> [What you need to do]: Work out the number of lines containing "有两个相等的实数根". Give that number alone.
** start of Data shown **
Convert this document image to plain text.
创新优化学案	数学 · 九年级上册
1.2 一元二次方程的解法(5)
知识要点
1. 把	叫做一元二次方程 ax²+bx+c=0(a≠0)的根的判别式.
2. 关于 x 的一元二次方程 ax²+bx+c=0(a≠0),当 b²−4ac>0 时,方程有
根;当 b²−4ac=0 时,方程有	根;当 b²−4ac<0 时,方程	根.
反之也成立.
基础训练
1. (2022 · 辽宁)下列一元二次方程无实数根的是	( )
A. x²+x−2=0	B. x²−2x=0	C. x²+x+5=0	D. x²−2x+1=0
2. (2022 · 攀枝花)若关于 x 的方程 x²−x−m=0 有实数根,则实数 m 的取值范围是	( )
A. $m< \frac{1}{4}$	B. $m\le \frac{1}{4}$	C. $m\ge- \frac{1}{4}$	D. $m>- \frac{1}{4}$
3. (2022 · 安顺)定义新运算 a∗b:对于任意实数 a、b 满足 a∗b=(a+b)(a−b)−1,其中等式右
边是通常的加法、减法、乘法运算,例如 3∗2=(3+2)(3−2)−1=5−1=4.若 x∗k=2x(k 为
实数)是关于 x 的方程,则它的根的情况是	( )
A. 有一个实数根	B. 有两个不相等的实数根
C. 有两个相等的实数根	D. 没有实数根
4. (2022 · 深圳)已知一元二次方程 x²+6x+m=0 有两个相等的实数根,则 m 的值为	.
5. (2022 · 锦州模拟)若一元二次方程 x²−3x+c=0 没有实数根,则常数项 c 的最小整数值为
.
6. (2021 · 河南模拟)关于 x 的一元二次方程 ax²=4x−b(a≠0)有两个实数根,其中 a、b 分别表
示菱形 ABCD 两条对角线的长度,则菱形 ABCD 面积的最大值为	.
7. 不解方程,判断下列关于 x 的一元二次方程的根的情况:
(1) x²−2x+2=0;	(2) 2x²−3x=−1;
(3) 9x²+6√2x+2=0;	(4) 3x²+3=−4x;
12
** end of Data shown **
> [Solution for this problem]: 2